→ **To be done**: Establish how many lines in the material include the string "点的瞬时速度" and report it as a lone number.

** Start of Record excerpts **

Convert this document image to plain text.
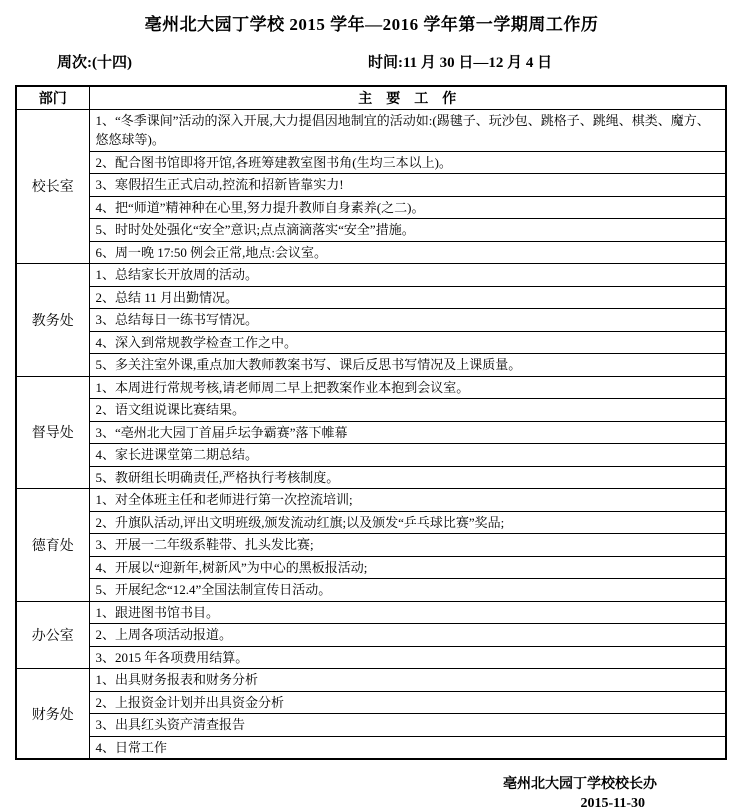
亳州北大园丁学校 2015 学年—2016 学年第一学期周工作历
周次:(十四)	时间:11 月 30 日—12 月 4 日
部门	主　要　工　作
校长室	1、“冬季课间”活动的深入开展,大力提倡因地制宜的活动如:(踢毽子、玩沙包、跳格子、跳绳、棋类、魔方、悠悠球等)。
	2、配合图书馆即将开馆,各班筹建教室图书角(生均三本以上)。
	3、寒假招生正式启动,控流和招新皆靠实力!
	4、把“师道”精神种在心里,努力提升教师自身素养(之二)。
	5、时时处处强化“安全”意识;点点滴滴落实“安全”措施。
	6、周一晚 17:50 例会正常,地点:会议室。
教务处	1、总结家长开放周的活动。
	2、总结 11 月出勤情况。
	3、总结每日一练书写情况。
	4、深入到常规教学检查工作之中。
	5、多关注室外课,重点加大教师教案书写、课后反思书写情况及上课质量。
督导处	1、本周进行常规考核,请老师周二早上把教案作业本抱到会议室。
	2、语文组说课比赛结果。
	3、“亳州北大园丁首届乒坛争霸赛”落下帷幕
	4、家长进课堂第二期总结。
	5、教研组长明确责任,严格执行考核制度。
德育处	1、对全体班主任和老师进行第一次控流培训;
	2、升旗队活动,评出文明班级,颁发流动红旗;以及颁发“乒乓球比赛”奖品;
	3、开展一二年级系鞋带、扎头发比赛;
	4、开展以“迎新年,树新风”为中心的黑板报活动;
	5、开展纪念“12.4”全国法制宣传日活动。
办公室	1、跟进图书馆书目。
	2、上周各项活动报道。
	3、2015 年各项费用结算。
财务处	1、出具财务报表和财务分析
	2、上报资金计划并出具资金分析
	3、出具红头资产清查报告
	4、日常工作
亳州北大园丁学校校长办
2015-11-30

** End of Record excerpts **
** Start of Record excerpts **

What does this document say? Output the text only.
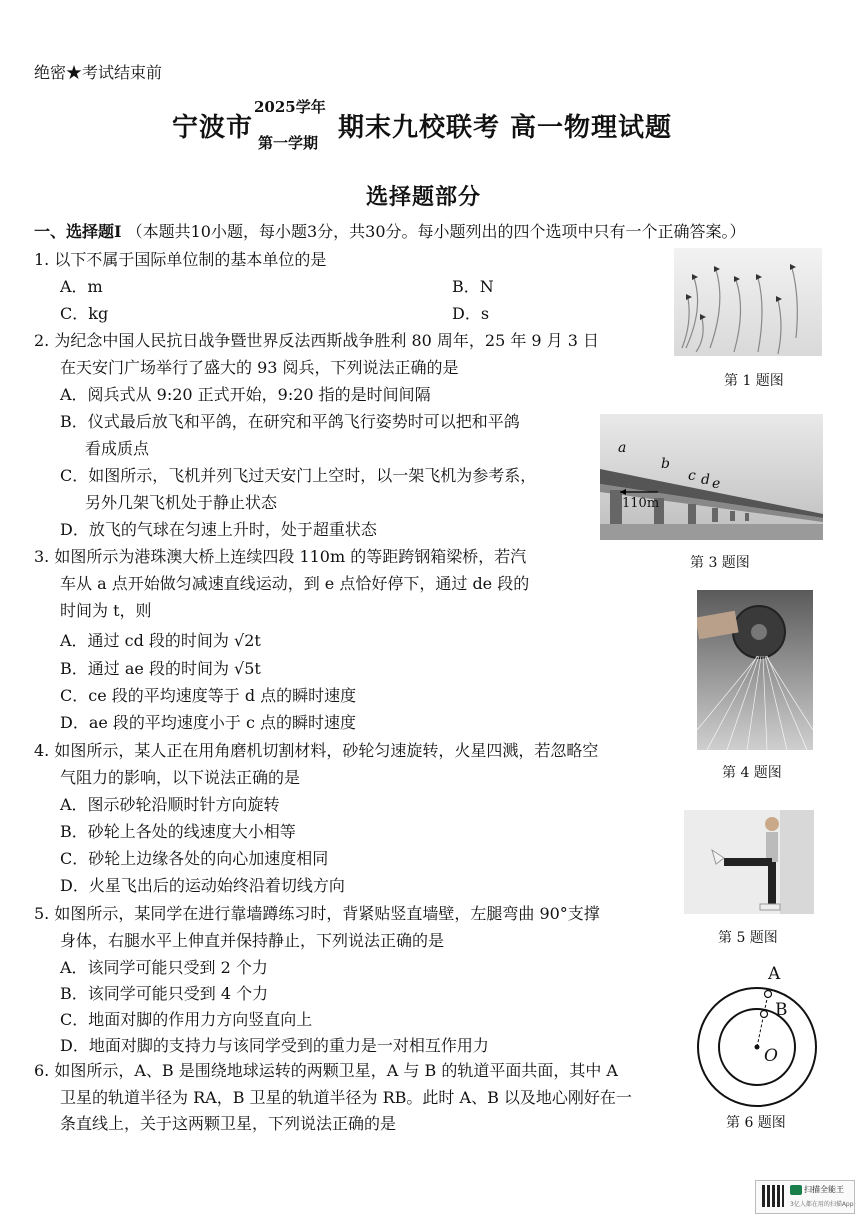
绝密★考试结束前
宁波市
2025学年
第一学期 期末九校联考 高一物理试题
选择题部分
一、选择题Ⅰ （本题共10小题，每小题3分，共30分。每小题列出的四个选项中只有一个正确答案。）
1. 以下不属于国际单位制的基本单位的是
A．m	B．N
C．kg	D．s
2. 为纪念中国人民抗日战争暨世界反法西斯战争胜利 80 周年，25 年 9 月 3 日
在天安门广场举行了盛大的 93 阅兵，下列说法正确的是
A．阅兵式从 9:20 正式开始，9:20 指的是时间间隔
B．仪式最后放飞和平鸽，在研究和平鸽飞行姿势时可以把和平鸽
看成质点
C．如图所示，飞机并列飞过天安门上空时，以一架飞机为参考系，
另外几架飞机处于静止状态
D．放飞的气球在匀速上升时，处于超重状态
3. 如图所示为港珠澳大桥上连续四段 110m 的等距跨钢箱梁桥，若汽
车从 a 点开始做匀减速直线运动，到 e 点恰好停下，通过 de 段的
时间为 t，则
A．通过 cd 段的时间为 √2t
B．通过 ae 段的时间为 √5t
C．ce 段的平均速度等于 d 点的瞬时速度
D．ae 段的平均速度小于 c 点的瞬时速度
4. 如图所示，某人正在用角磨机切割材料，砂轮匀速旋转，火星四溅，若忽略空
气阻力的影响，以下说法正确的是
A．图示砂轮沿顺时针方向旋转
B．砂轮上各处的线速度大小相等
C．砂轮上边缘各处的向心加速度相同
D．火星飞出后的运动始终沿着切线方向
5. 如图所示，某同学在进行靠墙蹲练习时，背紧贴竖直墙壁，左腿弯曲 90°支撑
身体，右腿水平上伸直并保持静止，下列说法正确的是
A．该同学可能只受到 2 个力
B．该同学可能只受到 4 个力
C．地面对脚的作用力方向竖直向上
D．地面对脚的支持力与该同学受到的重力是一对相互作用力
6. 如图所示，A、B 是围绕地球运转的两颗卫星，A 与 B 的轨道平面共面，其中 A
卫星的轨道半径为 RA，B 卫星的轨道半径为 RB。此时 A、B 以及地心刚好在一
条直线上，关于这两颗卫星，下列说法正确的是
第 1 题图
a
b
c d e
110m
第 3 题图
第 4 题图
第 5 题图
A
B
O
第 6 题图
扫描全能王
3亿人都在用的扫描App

** End of Record excerpts **

→ **Written answer**: 2